→ **Requirement**: In the text on vasopressin gene transcription below, condense the paragraph beginning "In situ hybridization histochemistry with a probe" into a bulleted list that keeps its main facts.

→ **Provided text**:
+ + + +
In situ hybridization analysis of arginine vasopressin gene transcription using intron-specific probes.

In situ hybridization histochemistry with a probe directed against an intron sequence of the rat arginine vasopressin (AVP) gene was used to demonstrate localization and regulation of AVP heteronuclear RNA in discrete brain regions. Hybridization with an AVP intron I (AVPinI) probe revealed specific hybridization confined to cell nuclei of paraventricular nucleus, supraoptic nucleus (SON), and suprachiasmatic nucleus neurons of the rat hypothalamus. Grain counts revealed that the signal generated by the AVPinI probe represented 1.9% of that derived from an AVP exon C probe (AVPexC) in the SON. Interestingly, in the suprachiasmatic nucleus the proportion of AVPinI to AVP exon C ratio was much higher (12%), suggesting either increased transcription of the AVP gene or changes in posttranscriptional RNA processing. Regulatory experiments revealed that 2.6-fold increases in AVPinI signal could be visualized in the SON as little as 30 min after an acute salt load, a period during which no significant change in cytoplasmic AVP mRNA could be observed. In response to chronic salt loading, both AVP heteronuclear RNA and AVP mRNA were up-regulated. These data compared favorably with transcription rate values determined by nuclear run-on assay, suggesting that intronic in situ hybridization affords a relatively reliable method for assessment of rapid changes in gene transcription in individual central nervous system neurons.
+ + + +
Source data:
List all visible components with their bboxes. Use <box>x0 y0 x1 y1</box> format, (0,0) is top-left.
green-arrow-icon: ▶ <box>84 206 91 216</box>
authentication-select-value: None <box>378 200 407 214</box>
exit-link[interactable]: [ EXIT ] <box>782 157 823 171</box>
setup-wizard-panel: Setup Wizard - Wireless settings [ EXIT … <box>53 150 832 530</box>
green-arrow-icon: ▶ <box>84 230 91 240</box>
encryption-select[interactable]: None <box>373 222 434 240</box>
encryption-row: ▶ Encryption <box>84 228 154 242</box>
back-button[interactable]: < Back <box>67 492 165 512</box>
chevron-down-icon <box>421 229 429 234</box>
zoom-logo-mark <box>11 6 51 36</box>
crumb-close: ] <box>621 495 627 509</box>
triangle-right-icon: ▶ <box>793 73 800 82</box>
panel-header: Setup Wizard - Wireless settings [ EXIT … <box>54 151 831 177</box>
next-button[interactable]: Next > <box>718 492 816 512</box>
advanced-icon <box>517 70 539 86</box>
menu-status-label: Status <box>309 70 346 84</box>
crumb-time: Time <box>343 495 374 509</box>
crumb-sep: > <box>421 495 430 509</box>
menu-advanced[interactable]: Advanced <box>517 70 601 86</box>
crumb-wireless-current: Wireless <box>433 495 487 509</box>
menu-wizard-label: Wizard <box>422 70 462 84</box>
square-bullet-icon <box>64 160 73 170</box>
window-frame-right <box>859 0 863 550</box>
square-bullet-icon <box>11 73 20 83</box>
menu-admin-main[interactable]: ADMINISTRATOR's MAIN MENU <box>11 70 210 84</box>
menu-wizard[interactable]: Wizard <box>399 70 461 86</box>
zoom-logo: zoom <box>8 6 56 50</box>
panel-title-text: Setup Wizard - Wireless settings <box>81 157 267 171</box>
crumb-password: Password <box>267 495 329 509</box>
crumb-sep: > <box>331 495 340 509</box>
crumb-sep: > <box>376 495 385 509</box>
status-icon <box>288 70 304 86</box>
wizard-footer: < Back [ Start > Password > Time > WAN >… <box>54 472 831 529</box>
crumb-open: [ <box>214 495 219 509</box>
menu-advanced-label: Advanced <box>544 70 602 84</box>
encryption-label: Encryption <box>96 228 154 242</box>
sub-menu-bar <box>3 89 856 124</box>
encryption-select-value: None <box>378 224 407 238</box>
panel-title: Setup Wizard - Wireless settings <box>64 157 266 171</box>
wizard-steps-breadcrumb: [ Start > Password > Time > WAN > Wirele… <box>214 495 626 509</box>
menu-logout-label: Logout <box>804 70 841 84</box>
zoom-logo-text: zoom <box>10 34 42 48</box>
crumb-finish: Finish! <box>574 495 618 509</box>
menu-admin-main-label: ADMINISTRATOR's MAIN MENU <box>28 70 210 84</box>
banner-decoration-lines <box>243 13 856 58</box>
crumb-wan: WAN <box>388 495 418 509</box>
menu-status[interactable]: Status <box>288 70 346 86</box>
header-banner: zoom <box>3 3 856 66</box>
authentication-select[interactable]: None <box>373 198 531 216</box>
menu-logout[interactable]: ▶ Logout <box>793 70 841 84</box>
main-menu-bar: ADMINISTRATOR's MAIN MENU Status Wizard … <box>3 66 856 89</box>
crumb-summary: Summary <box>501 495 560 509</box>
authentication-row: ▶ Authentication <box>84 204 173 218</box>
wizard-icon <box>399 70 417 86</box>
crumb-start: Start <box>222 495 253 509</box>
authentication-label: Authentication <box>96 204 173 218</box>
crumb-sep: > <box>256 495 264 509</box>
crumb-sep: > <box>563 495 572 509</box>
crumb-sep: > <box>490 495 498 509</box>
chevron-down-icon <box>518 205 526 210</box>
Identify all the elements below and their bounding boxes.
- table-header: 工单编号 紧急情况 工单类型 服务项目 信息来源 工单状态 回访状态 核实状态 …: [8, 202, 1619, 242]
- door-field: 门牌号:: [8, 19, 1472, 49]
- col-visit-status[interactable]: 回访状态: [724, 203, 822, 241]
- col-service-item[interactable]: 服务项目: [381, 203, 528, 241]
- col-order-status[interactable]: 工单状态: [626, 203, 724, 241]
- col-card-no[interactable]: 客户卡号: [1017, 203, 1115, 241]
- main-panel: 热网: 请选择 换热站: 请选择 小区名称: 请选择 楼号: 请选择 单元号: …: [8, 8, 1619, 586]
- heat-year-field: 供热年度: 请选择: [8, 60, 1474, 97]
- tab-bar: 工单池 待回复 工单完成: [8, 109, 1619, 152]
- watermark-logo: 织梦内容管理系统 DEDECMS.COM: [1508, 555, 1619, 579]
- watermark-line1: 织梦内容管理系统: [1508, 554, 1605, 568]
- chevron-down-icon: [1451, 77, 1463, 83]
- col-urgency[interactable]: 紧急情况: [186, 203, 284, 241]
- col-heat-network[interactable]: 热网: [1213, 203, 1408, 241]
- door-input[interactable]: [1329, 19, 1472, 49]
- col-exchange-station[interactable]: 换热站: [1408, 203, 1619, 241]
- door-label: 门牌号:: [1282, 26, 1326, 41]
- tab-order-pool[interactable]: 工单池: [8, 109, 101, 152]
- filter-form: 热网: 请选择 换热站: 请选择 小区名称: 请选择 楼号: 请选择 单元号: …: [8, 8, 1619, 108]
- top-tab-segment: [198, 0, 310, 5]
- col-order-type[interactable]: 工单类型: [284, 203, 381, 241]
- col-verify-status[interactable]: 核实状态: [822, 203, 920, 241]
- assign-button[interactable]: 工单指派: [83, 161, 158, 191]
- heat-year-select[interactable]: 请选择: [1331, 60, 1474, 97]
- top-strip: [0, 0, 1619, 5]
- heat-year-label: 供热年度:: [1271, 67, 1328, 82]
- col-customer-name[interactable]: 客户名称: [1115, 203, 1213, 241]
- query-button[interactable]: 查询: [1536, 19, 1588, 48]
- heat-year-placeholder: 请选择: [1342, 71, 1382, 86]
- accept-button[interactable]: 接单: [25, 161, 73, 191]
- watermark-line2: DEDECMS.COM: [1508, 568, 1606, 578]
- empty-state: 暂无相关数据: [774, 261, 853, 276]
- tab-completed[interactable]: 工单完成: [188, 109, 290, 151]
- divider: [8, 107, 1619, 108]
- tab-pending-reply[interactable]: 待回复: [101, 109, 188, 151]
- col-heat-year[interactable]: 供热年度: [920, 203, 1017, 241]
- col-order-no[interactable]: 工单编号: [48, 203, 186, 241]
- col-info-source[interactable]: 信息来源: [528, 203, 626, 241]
+ + + +
→ **Response**:
- A probe against an intron of the rat arginine vasopressin (AVP) gene was used for in situ hybridization to show where AVP heteronuclear RNA is located and how it is regulated in brain regions.
- The AVP intron I (AVPinI) probe hybridized only in cell nuclei of paraventricular, supraoptic (SON) and suprachiasmatic nucleus neurons of the rat hypothalamus.
- In the SON, the AVPinI signal was 1.9% of the signal from an AVP exon C probe.
- In the suprachiasmatic nucleus this ratio was much higher (12%). This suggests either increased AVP gene transcription or changed posttranscriptional RNA processing.
- AVPinI signal in the SON rose 2.6-fold within 30 min of an acute salt load, while cytoplasmic AVP mRNA showed no significant change.
- Chronic salt loading up-regulated both AVP heteronuclear RNA and AVP mRNA.
- These results compared favorably with nuclear run-on transcription rates. This suggests that intronic in situ hybridization is a relatively reliable way to assess rapid changes in gene transcription in individual central nervous system neurons.